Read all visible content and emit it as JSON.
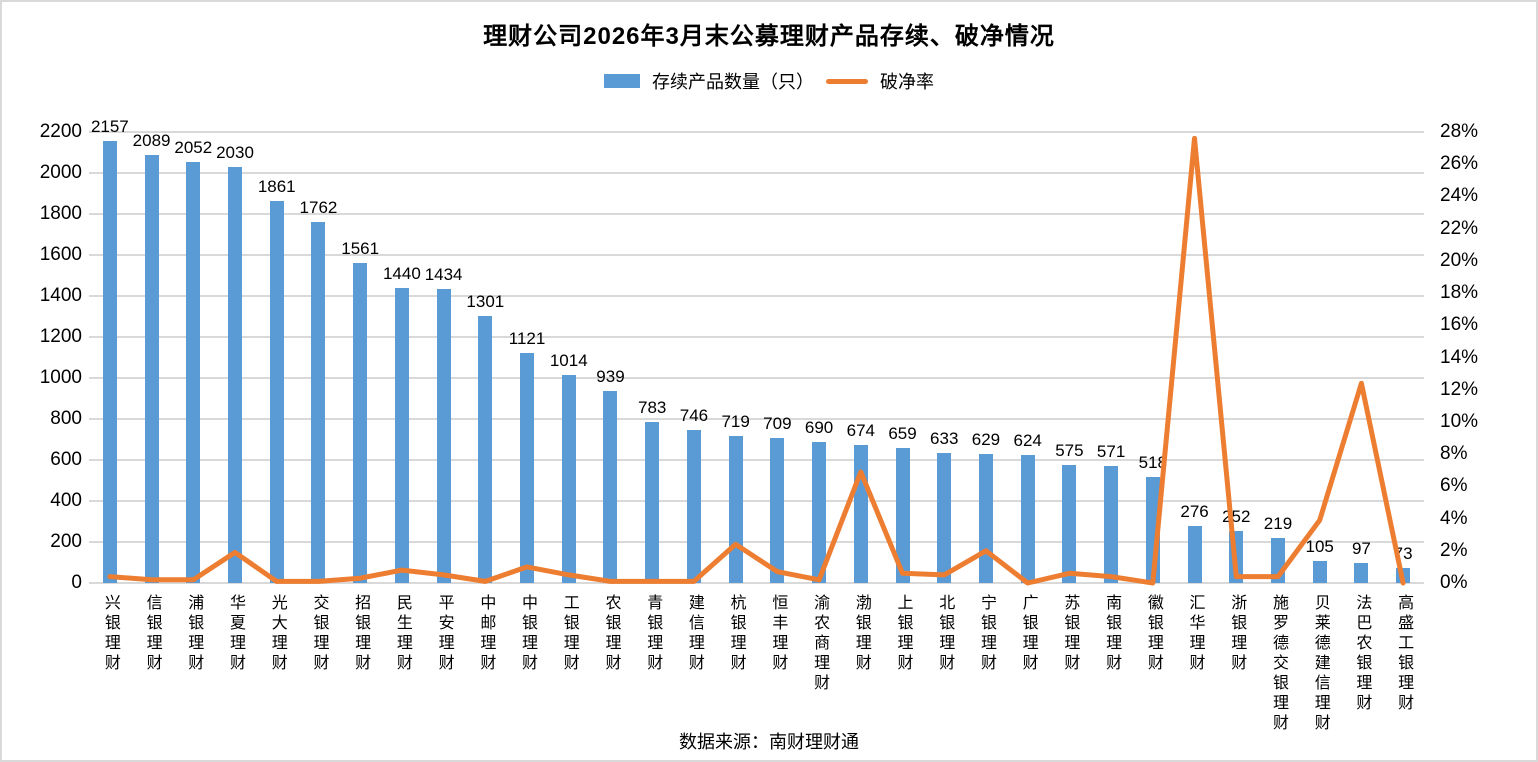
{
  "title": "理财公司2026年3月末公募理财产品存续、破净情况",
  "source": "数据来源：南财理财通",
  "colors": {
    "bar": "#5b9bd5",
    "line": "#ed7d31",
    "grid": "#d9d9d9",
    "text": "#000000",
    "frame": "#d9d9d9"
  },
  "chart_data": {
    "type": "bar",
    "subtype": "combo-bar-line-dual-axis",
    "title": "理财公司2026年3月末公募理财产品存续、破净情况",
    "grid": "horizontal",
    "legend_position": "top",
    "categories": [
      "兴银理财",
      "信银理财",
      "浦银理财",
      "华夏理财",
      "光大理财",
      "交银理财",
      "招银理财",
      "民生理财",
      "平安理财",
      "中邮理财",
      "中银理财",
      "工银理财",
      "农银理财",
      "青银理财",
      "建信理财",
      "杭银理财",
      "恒丰理财",
      "渝农商理财",
      "渤银理财",
      "上银理财",
      "北银理财",
      "宁银理财",
      "广银理财",
      "苏银理财",
      "南银理财",
      "徽银理财",
      "汇华理财",
      "浙银理财",
      "施罗德交银理财",
      "贝莱德建信理财",
      "法巴农银理财",
      "高盛工银理财"
    ],
    "series": [
      {
        "name": "存续产品数量（只）",
        "type": "bar",
        "axis": "left",
        "color": "#5b9bd5",
        "values": [
          2157,
          2089,
          2052,
          2030,
          1861,
          1762,
          1561,
          1440,
          1434,
          1301,
          1121,
          1014,
          939,
          783,
          746,
          719,
          709,
          690,
          674,
          659,
          633,
          629,
          624,
          575,
          571,
          518,
          276,
          252,
          219,
          105,
          97,
          73
        ]
      },
      {
        "name": "破净率",
        "type": "line",
        "axis": "right",
        "color": "#ed7d31",
        "values_percent": [
          0.4,
          0.2,
          0.2,
          1.9,
          0.1,
          0.1,
          0.3,
          0.8,
          0.5,
          0.1,
          1.0,
          0.5,
          0.1,
          0.1,
          0.1,
          2.4,
          0.7,
          0.2,
          6.9,
          0.6,
          0.5,
          2.0,
          0.0,
          0.6,
          0.4,
          0.0,
          27.6,
          0.4,
          0.4,
          3.9,
          12.4,
          0.0
        ]
      }
    ],
    "left_axis": {
      "min": 0,
      "max": 2200,
      "step": 200,
      "tick_labels": [
        "0",
        "200",
        "400",
        "600",
        "800",
        "1000",
        "1200",
        "1400",
        "1600",
        "1800",
        "2000",
        "2200"
      ]
    },
    "right_axis": {
      "min": 0,
      "max": 28,
      "step": 2,
      "format": "percent",
      "tick_labels": [
        "0%",
        "2%",
        "4%",
        "6%",
        "8%",
        "10%",
        "12%",
        "14%",
        "16%",
        "18%",
        "20%",
        "22%",
        "24%",
        "26%",
        "28%"
      ]
    }
  }
}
====
Reproduce each line word for word and drop the pictures.

Result of the exercise:
Read all visible content and emit it as JSON.
{
  "title": "理财公司2026年3月末公募理财产品存续、破净情况",
  "source": "数据来源：南财理财通",
  "colors": {
    "bar": "#5b9bd5",
    "line": "#ed7d31",
    "grid": "#d9d9d9",
    "text": "#000000",
    "frame": "#d9d9d9"
  },
  "chart_data": {
    "type": "bar",
    "subtype": "combo-bar-line-dual-axis",
    "title": "理财公司2026年3月末公募理财产品存续、破净情况",
    "grid": "horizontal",
    "legend_position": "top",
    "categories": [
      "兴银理财",
      "信银理财",
      "浦银理财",
      "华夏理财",
      "光大理财",
      "交银理财",
      "招银理财",
      "民生理财",
      "平安理财",
      "中邮理财",
      "中银理财",
      "工银理财",
      "农银理财",
      "青银理财",
      "建信理财",
      "杭银理财",
      "恒丰理财",
      "渝农商理财",
      "渤银理财",
      "上银理财",
      "北银理财",
      "宁银理财",
      "广银理财",
      "苏银理财",
      "南银理财",
      "徽银理财",
      "汇华理财",
      "浙银理财",
      "施罗德交银理财",
      "贝莱德建信理财",
      "法巴农银理财",
      "高盛工银理财"
    ],
    "series": [
      {
        "name": "存续产品数量（只）",
        "type": "bar",
        "axis": "left",
        "color": "#5b9bd5",
        "values": [
          2157,
          2089,
          2052,
          2030,
          1861,
          1762,
          1561,
          1440,
          1434,
          1301,
          1121,
          1014,
          939,
          783,
          746,
          719,
          709,
          690,
          674,
          659,
          633,
          629,
          624,
          575,
          571,
          518,
          276,
          252,
          219,
          105,
          97,
          73
        ]
      },
      {
        "name": "破净率",
        "type": "line",
        "axis": "right",
        "color": "#ed7d31",
        "values_percent": [
          0.4,
          0.2,
          0.2,
          1.9,
          0.1,
          0.1,
          0.3,
          0.8,
          0.5,
          0.1,
          1.0,
          0.5,
          0.1,
          0.1,
          0.1,
          2.4,
          0.7,
          0.2,
          6.9,
          0.6,
          0.5,
          2.0,
          0.0,
          0.6,
          0.4,
          0.0,
          27.6,
          0.4,
          0.4,
          3.9,
          12.4,
          0.0
        ]
      }
    ],
    "left_axis": {
      "min": 0,
      "max": 2200,
      "step": 200,
      "tick_labels": [
        "0",
        "200",
        "400",
        "600",
        "800",
        "1000",
        "1200",
        "1400",
        "1600",
        "1800",
        "2000",
        "2200"
      ]
    },
    "right_axis": {
      "min": 0,
      "max": 28,
      "step": 2,
      "format": "percent",
      "tick_labels": [
        "0%",
        "2%",
        "4%",
        "6%",
        "8%",
        "10%",
        "12%",
        "14%",
        "16%",
        "18%",
        "20%",
        "22%",
        "24%",
        "26%",
        "28%"
      ]
    }
  }
}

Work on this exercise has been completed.